Job:
Collect all lines from the listing that include the string "chart".

Dataset:
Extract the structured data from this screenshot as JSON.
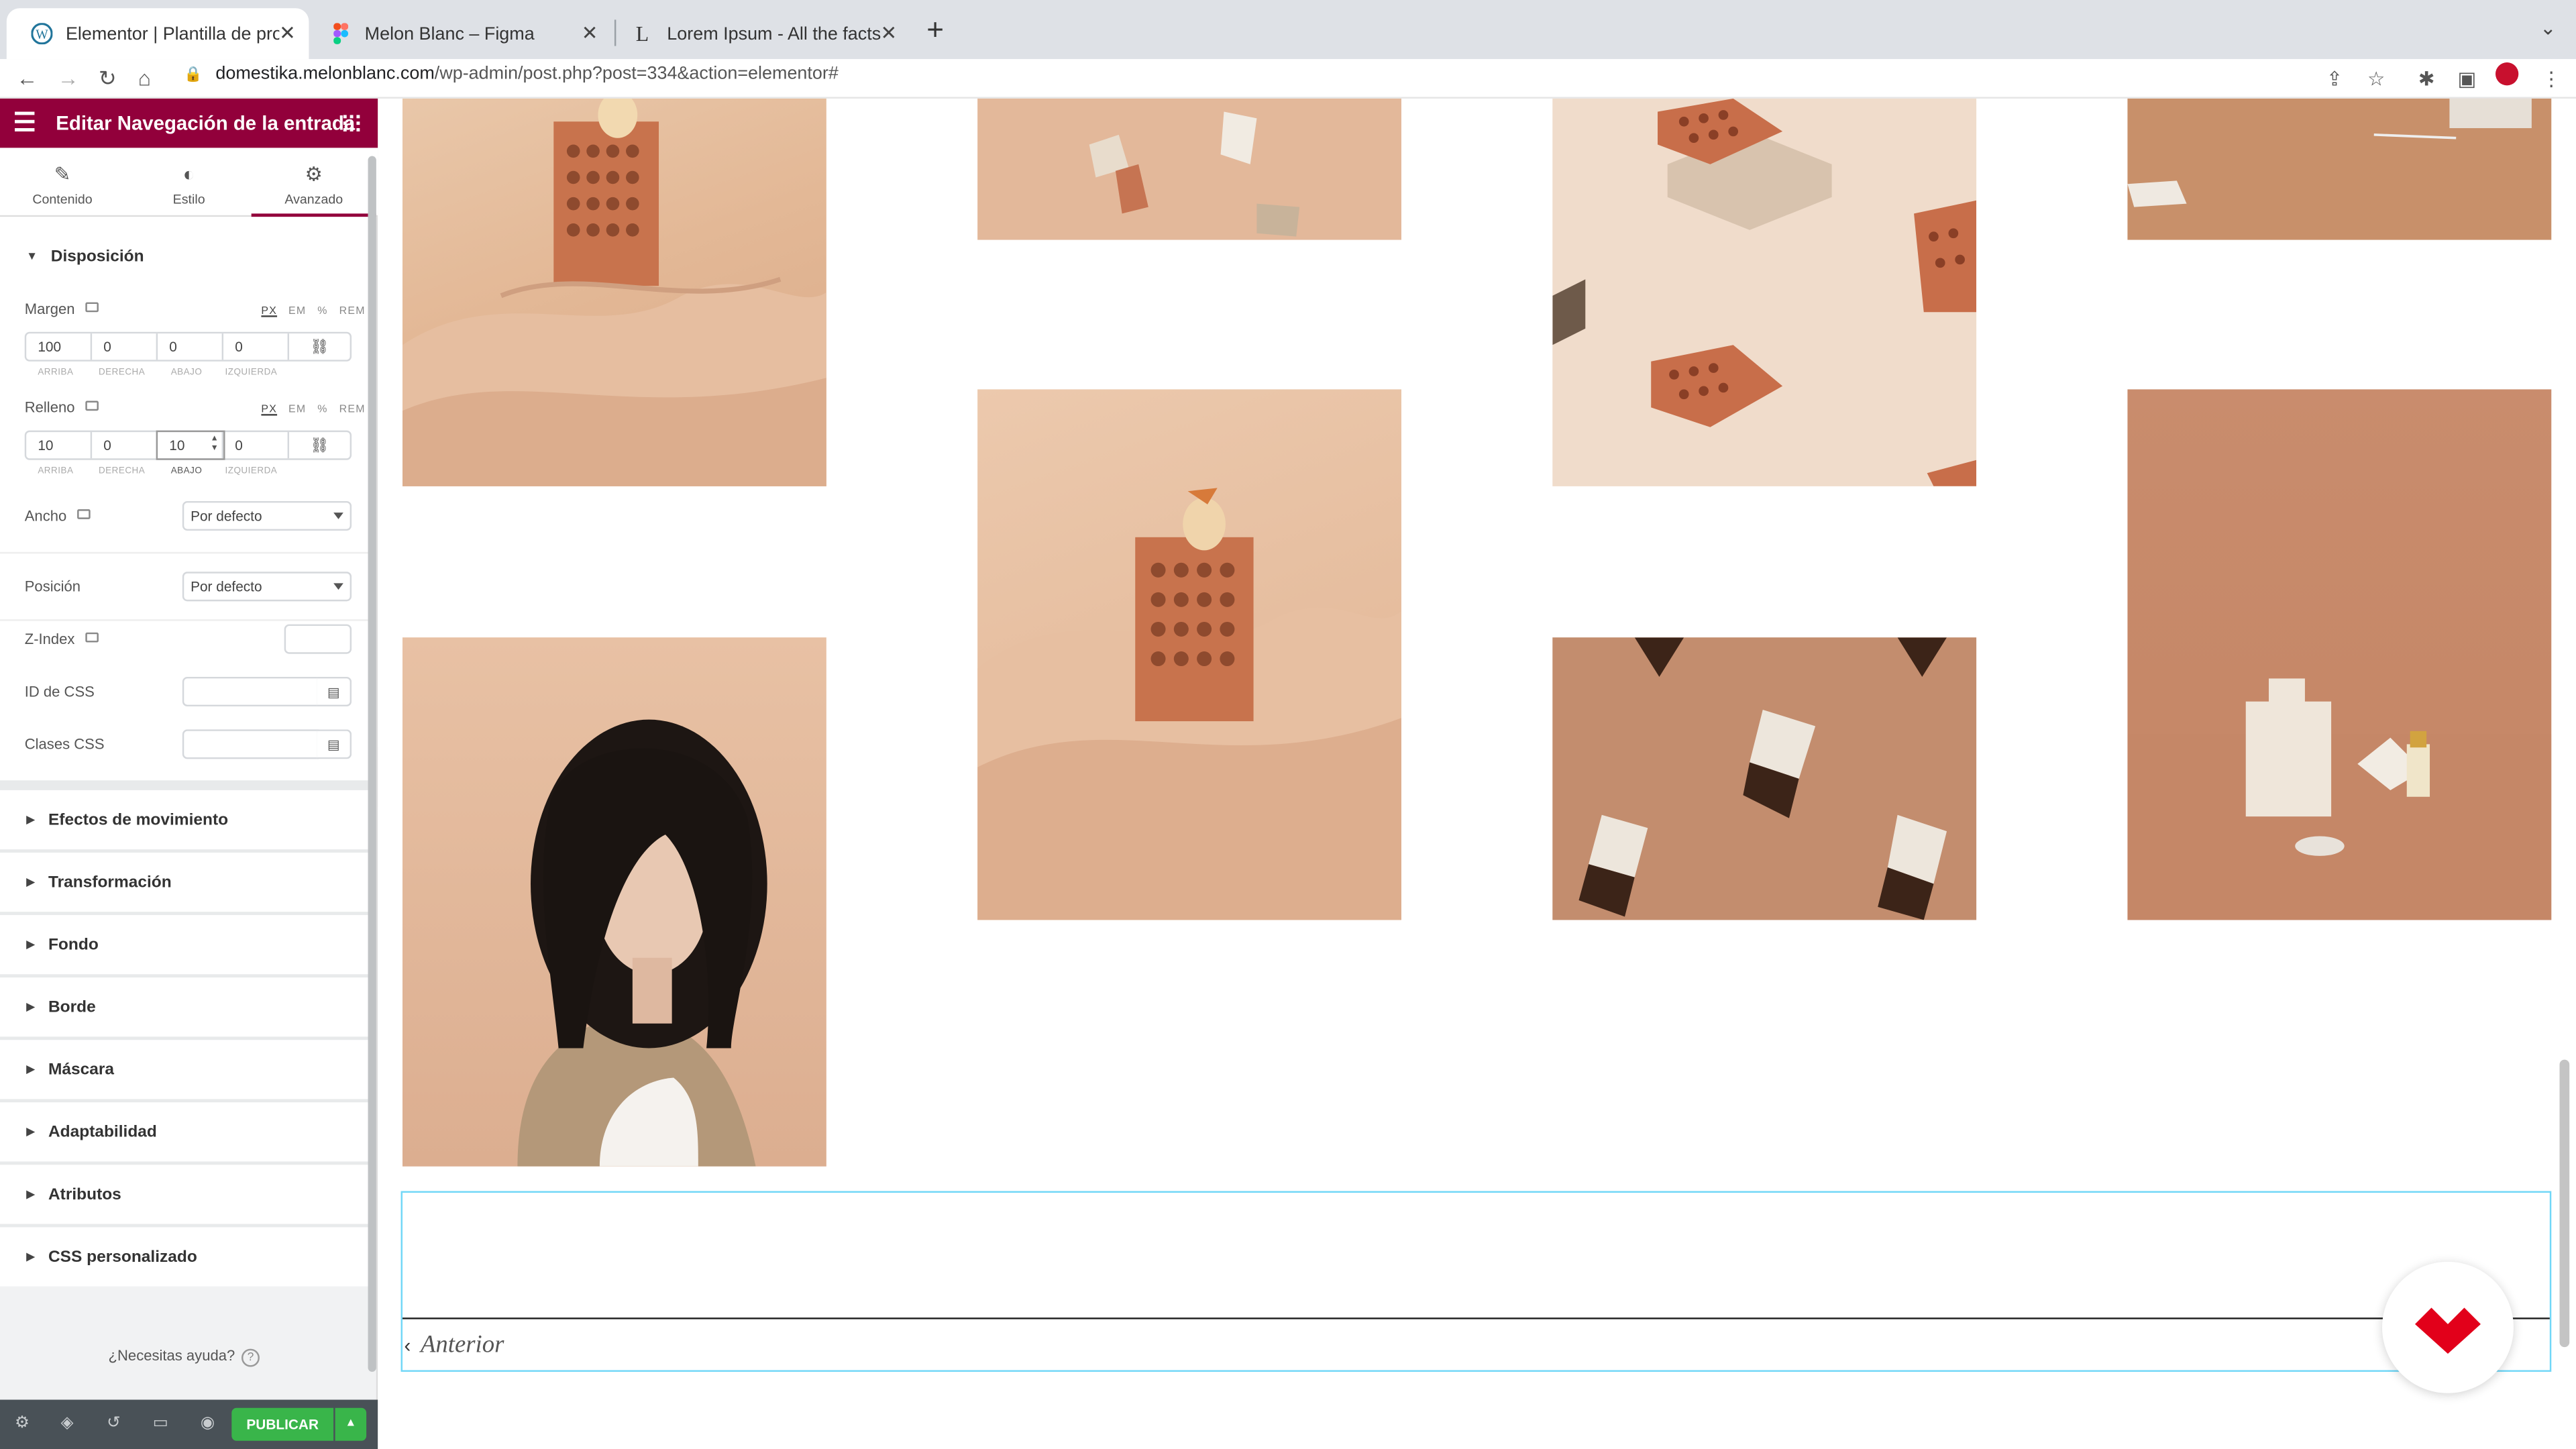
{
  "browser": {
    "tabs": [
      {
        "title": "Elementor | Plantilla de proyecto",
        "icon": "wordpress-icon"
      },
      {
        "title": "Melon Blanc – Figma",
        "icon": "figma-icon"
      },
      {
        "title": "Lorem Ipsum - All the facts - Li",
        "icon": "lipsum-icon"
      }
    ],
    "new_tab": "+",
    "url_domain": "domestika.melonblanc.com",
    "url_path": "/wp-admin/post.php?post=334&action=elementor#"
  },
  "sidebar": {
    "title": "Editar Navegación de la entrada",
    "tabs": [
      {
        "label": "Contenido",
        "icon": "✎"
      },
      {
        "label": "Estilo",
        "icon": "◐"
      },
      {
        "label": "Avanzado",
        "icon": "⚙"
      }
    ],
    "active_tab": "Avanzado",
    "section_open": "Disposición",
    "margin": {
      "label": "Margen",
      "units": [
        "PX",
        "EM",
        "%",
        "REM"
      ],
      "values": [
        "100",
        "0",
        "0",
        "0"
      ],
      "sides": [
        "ARRIBA",
        "DERECHA",
        "ABAJO",
        "IZQUIERDA"
      ]
    },
    "padding": {
      "label": "Relleno",
      "units": [
        "PX",
        "EM",
        "%",
        "REM"
      ],
      "values": [
        "10",
        "0",
        "10",
        "0"
      ],
      "sides": [
        "ARRIBA",
        "DERECHA",
        "ABAJO",
        "IZQUIERDA"
      ]
    },
    "width": {
      "label": "Ancho",
      "value": "Por defecto"
    },
    "position": {
      "label": "Posición",
      "value": "Por defecto"
    },
    "zindex": {
      "label": "Z-Index",
      "value": ""
    },
    "css_id": {
      "label": "ID de CSS",
      "value": ""
    },
    "css_classes": {
      "label": "Clases CSS",
      "value": ""
    },
    "sections": [
      "Efectos de movimiento",
      "Transformación",
      "Fondo",
      "Borde",
      "Máscara",
      "Adaptabilidad",
      "Atributos",
      "CSS personalizado"
    ],
    "help": "¿Necesitas ayuda?",
    "help_q": "?",
    "publish": "PUBLICAR"
  },
  "canvas": {
    "prev_label": "Anterior"
  },
  "colors": {
    "accent": "#92003b",
    "publish": "#39b54a",
    "selection": "#71d7f7"
  }
}
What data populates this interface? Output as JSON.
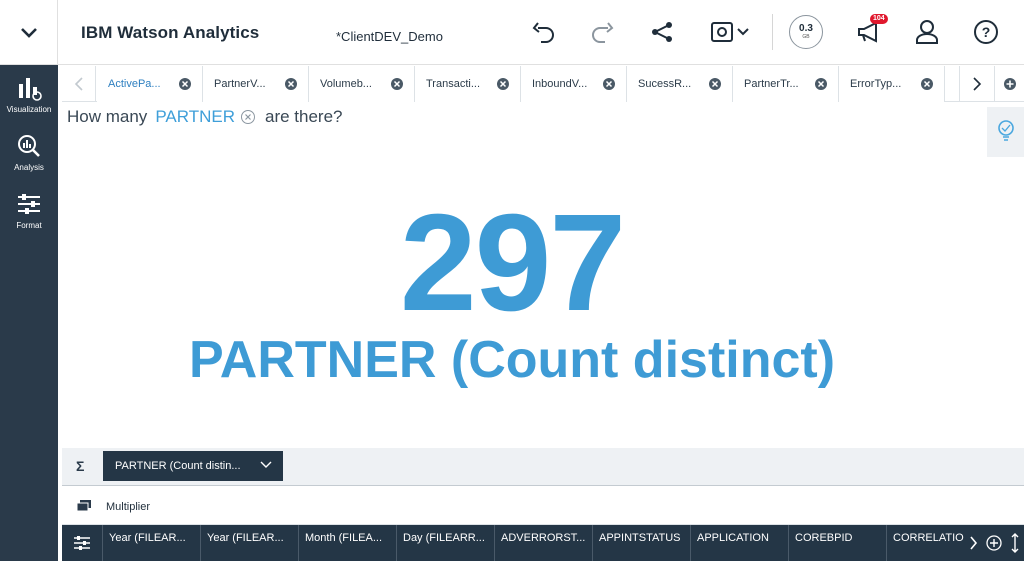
{
  "header": {
    "app_title": "IBM Watson Analytics",
    "doc_title": "*ClientDEV_Demo",
    "storage": {
      "value": "0.3",
      "unit": "GB"
    },
    "notifications_count": "104"
  },
  "sidebar": {
    "items": [
      {
        "label": "Visualization",
        "icon": "bar-chart-icon"
      },
      {
        "label": "Analysis",
        "icon": "magnifier-chart-icon"
      },
      {
        "label": "Format",
        "icon": "sliders-icon"
      }
    ]
  },
  "tabs": [
    {
      "label": "ActivePa...",
      "active": true
    },
    {
      "label": "PartnerV...",
      "active": false
    },
    {
      "label": "Volumeb...",
      "active": false
    },
    {
      "label": "Transacti...",
      "active": false
    },
    {
      "label": "InboundV...",
      "active": false
    },
    {
      "label": "SucessR...",
      "active": false
    },
    {
      "label": "PartnerTr...",
      "active": false
    },
    {
      "label": "ErrorTyp...",
      "active": false
    }
  ],
  "question": {
    "prefix": "How many",
    "field": "PARTNER",
    "suffix": "are there?"
  },
  "kpi": {
    "value": "297",
    "label": "PARTNER (Count distinct)"
  },
  "slots": {
    "measure_pill": "PARTNER (Count distin...",
    "multiplier_label": "Multiplier"
  },
  "columns": [
    "Year (FILEAR...",
    "Year (FILEAR...",
    "Month (FILEA...",
    "Day (FILEARR...",
    "ADVERRORST...",
    "APPINTSTATUS",
    "APPLICATION",
    "COREBPID",
    "CORRELATIO"
  ],
  "colors": {
    "accent": "#3e9bd5",
    "sidebar": "#2a3a4a",
    "dark_bar": "#243646",
    "badge": "#e0182d"
  }
}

Exercise answer:
        "icon": "bar-chart-icon"
        "icon": "magnifier-chart-icon"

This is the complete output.